* **EXERCISE DESCRIPTION**
Write the listing out again, all of it, word for word.

# PROVIDED MATERIAL start

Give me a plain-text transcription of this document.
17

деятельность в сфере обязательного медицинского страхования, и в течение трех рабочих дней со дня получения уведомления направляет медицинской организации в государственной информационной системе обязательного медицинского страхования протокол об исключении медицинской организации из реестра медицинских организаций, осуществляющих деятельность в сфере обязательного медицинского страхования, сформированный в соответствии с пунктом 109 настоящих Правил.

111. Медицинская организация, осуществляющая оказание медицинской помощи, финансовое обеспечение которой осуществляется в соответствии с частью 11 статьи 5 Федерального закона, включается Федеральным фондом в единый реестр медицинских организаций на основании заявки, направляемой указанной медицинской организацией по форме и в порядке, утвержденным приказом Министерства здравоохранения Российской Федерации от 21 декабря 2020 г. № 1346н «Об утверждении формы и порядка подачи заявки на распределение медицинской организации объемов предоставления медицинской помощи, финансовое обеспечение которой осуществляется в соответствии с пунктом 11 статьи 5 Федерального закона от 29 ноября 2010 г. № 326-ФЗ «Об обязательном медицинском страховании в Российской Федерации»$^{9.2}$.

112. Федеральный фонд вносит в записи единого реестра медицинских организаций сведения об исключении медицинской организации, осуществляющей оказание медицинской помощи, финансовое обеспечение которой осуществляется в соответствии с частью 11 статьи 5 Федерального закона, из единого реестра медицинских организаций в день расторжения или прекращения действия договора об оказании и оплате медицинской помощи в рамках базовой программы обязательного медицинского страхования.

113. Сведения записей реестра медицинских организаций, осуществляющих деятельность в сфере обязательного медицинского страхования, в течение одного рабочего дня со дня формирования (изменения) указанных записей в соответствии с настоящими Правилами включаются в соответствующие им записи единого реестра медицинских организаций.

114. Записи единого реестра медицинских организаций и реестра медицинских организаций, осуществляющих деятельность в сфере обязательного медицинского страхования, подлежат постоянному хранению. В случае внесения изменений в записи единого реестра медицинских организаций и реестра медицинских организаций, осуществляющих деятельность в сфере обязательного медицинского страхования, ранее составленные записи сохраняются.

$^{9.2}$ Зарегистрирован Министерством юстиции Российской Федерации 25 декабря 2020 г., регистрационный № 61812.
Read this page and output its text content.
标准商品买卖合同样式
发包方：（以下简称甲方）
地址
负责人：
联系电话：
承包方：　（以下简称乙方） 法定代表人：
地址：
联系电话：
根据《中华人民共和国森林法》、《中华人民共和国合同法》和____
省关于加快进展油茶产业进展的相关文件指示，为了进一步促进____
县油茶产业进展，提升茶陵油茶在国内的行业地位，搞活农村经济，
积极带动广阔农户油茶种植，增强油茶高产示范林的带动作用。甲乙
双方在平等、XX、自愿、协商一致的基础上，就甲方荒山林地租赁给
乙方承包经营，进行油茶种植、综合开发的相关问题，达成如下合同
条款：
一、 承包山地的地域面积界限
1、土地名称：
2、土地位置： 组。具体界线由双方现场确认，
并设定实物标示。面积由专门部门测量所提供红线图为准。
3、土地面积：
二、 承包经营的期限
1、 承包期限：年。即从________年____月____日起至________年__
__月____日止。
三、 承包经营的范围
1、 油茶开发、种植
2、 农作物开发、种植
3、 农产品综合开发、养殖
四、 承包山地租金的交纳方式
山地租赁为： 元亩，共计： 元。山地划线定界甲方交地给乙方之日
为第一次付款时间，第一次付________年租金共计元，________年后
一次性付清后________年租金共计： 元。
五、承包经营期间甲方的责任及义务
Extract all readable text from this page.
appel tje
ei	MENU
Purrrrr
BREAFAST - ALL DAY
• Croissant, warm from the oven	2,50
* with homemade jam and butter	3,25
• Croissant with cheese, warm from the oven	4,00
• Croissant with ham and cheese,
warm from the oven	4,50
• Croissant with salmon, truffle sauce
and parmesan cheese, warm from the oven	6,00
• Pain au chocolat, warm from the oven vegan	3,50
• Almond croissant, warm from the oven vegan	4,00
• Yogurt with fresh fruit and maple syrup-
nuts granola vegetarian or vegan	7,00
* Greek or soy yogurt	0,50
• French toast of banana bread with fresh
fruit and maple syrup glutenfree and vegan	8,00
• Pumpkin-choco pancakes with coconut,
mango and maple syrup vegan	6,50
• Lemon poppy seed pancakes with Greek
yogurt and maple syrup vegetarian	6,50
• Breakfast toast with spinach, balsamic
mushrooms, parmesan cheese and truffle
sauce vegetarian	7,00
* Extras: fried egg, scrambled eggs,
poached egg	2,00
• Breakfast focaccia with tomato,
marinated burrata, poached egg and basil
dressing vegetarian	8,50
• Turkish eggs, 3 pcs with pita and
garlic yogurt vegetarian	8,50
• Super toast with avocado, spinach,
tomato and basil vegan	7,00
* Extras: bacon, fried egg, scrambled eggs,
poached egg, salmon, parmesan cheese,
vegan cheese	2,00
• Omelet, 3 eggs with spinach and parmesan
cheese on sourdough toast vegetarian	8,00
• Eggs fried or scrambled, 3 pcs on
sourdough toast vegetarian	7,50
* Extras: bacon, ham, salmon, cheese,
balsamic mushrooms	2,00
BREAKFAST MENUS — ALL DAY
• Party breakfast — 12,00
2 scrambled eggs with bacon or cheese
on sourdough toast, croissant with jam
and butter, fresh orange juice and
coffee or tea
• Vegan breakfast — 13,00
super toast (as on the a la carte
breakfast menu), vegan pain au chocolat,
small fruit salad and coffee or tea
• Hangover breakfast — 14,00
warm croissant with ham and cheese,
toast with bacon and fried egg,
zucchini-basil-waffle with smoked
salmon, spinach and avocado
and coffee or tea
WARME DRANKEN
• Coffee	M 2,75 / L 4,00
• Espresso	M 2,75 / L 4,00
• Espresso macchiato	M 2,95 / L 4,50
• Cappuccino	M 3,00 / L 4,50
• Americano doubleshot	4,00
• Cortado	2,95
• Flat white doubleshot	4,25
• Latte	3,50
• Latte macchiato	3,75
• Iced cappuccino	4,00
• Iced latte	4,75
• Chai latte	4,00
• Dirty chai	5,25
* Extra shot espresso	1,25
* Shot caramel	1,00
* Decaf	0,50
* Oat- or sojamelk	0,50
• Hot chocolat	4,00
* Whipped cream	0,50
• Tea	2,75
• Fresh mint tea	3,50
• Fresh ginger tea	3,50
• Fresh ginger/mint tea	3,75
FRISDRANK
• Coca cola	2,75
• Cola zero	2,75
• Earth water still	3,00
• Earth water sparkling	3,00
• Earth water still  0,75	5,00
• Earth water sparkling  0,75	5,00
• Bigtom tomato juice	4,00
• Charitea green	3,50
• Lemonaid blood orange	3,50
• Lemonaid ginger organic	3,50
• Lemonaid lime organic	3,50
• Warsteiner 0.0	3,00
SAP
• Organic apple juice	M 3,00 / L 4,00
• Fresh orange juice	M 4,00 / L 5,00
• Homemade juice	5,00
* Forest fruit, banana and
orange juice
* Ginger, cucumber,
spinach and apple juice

# PROVIDED MATERIAL end

* **PROBLEM SOLUTION**
Give me a plain-text transcription of this document.
17

деятельность в сфере обязательного медицинского страхования, и в течение трех рабочих дней со дня получения уведомления направляет медицинской организации в государственной информационной системе обязательного медицинского страхования протокол об исключении медицинской организации из реестра медицинских организаций, осуществляющих деятельность в сфере обязательного медицинского страхования, сформированный в соответствии с пунктом 109 настоящих Правил.

111. Медицинская организация, осуществляющая оказание медицинской помощи, финансовое обеспечение которой осуществляется в соответствии с частью 11 статьи 5 Федерального закона, включается Федеральным фондом в единый реестр медицинских организаций на основании заявки, направляемой указанной медицинской организацией по форме и в порядке, утвержденным приказом Министерства здравоохранения Российской Федерации от 21 декабря 2020 г. № 1346н «Об утверждении формы и порядка подачи заявки на распределение медицинской организации объемов предоставления медицинской помощи, финансовое обеспечение которой осуществляется в соответствии с пунктом 11 статьи 5 Федерального закона от 29 ноября 2010 г. № 326-ФЗ «Об обязательном медицинском страховании в Российской Федерации»$^{9.2}$.

112. Федеральный фонд вносит в записи единого реестра медицинских организаций сведения об исключении медицинской организации, осуществляющей оказание медицинской помощи, финансовое обеспечение которой осуществляется в соответствии с частью 11 статьи 5 Федерального закона, из единого реестра медицинских организаций в день расторжения или прекращения действия договора об оказании и оплате медицинской помощи в рамках базовой программы обязательного медицинского страхования.

113. Сведения записей реестра медицинских организаций, осуществляющих деятельность в сфере обязательного медицинского страхования, в течение одного рабочего дня со дня формирования (изменения) указанных записей в соответствии с настоящими Правилами включаются в соответствующие им записи единого реестра медицинских организаций.

114. Записи единого реестра медицинских организаций и реестра медицинских организаций, осуществляющих деятельность в сфере обязательного медицинского страхования, подлежат постоянному хранению. В случае внесения изменений в записи единого реестра медицинских организаций и реестра медицинских организаций, осуществляющих деятельность в сфере обязательного медицинского страхования, ранее составленные записи сохраняются.

$^{9.2}$ Зарегистрирован Министерством юстиции Российской Федерации 25 декабря 2020 г., регистрационный № 61812.
Read this page and output its text content.
标准商品买卖合同样式
发包方：（以下简称甲方）
地址
负责人：
联系电话：
承包方：　（以下简称乙方） 法定代表人：
地址：
联系电话：
根据《中华人民共和国森林法》、《中华人民共和国合同法》和____
省关于加快进展油茶产业进展的相关文件指示，为了进一步促进____
县油茶产业进展，提升茶陵油茶在国内的行业地位，搞活农村经济，
积极带动广阔农户油茶种植，增强油茶高产示范林的带动作用。甲乙
双方在平等、XX、自愿、协商一致的基础上，就甲方荒山林地租赁给
乙方承包经营，进行油茶种植、综合开发的相关问题，达成如下合同
条款：
一、 承包山地的地域面积界限
1、土地名称：
2、土地位置： 组。具体界线由双方现场确认，
并设定实物标示。面积由专门部门测量所提供红线图为准。
3、土地面积：
二、 承包经营的期限
1、 承包期限：年。即从________年____月____日起至________年__
__月____日止。
三、 承包经营的范围
1、 油茶开发、种植
2、 农作物开发、种植
3、 农产品综合开发、养殖
四、 承包山地租金的交纳方式
山地租赁为： 元亩，共计： 元。山地划线定界甲方交地给乙方之日
为第一次付款时间，第一次付________年租金共计元，________年后
一次性付清后________年租金共计： 元。
五、承包经营期间甲方的责任及义务
Extract all readable text from this page.
appel tje
ei	MENU
Purrrrr
BREAFAST - ALL DAY
• Croissant, warm from the oven	2,50
* with homemade jam and butter	3,25
• Croissant with cheese, warm from the oven	4,00
• Croissant with ham and cheese,
warm from the oven	4,50
• Croissant with salmon, truffle sauce
and parmesan cheese, warm from the oven	6,00
• Pain au chocolat, warm from the oven vegan	3,50
• Almond croissant, warm from the oven vegan	4,00
• Yogurt with fresh fruit and maple syrup-
nuts granola vegetarian or vegan	7,00
* Greek or soy yogurt	0,50
• French toast of banana bread with fresh
fruit and maple syrup glutenfree and vegan	8,00
• Pumpkin-choco pancakes with coconut,
mango and maple syrup vegan	6,50
• Lemon poppy seed pancakes with Greek
yogurt and maple syrup vegetarian	6,50
• Breakfast toast with spinach, balsamic
mushrooms, parmesan cheese and truffle
sauce vegetarian	7,00
* Extras: fried egg, scrambled eggs,
poached egg	2,00
• Breakfast focaccia with tomato,
marinated burrata, poached egg and basil
dressing vegetarian	8,50
• Turkish eggs, 3 pcs with pita and
garlic yogurt vegetarian	8,50
• Super toast with avocado, spinach,
tomato and basil vegan	7,00
* Extras: bacon, fried egg, scrambled eggs,
poached egg, salmon, parmesan cheese,
vegan cheese	2,00
• Omelet, 3 eggs with spinach and parmesan
cheese on sourdough toast vegetarian	8,00
• Eggs fried or scrambled, 3 pcs on
sourdough toast vegetarian	7,50
* Extras: bacon, ham, salmon, cheese,
balsamic mushrooms	2,00
BREAKFAST MENUS — ALL DAY
• Party breakfast — 12,00
2 scrambled eggs with bacon or cheese
on sourdough toast, croissant with jam
and butter, fresh orange juice and
coffee or tea
• Vegan breakfast — 13,00
super toast (as on the a la carte
breakfast menu), vegan pain au chocolat,
small fruit salad and coffee or tea
• Hangover breakfast — 14,00
warm croissant with ham and cheese,
toast with bacon and fried egg,
zucchini-basil-waffle with smoked
salmon, spinach and avocado
and coffee or tea
WARME DRANKEN
• Coffee	M 2,75 / L 4,00
• Espresso	M 2,75 / L 4,00
• Espresso macchiato	M 2,95 / L 4,50
• Cappuccino	M 3,00 / L 4,50
• Americano doubleshot	4,00
• Cortado	2,95
• Flat white doubleshot	4,25
• Latte	3,50
• Latte macchiato	3,75
• Iced cappuccino	4,00
• Iced latte	4,75
• Chai latte	4,00
• Dirty chai	5,25
* Extra shot espresso	1,25
* Shot caramel	1,00
* Decaf	0,50
* Oat- or sojamelk	0,50
• Hot chocolat	4,00
* Whipped cream	0,50
• Tea	2,75
• Fresh mint tea	3,50
• Fresh ginger tea	3,50
• Fresh ginger/mint tea	3,75
FRISDRANK
• Coca cola	2,75
• Cola zero	2,75
• Earth water still	3,00
• Earth water sparkling	3,00
• Earth water still  0,75	5,00
• Earth water sparkling  0,75	5,00
• Bigtom tomato juice	4,00
• Charitea green	3,50
• Lemonaid blood orange	3,50
• Lemonaid ginger organic	3,50
• Lemonaid lime organic	3,50
• Warsteiner 0.0	3,00
SAP
• Organic apple juice	M 3,00 / L 4,00
• Fresh orange juice	M 4,00 / L 5,00
• Homemade juice	5,00
* Forest fruit, banana and
orange juice
* Ginger, cucumber,
spinach and apple juice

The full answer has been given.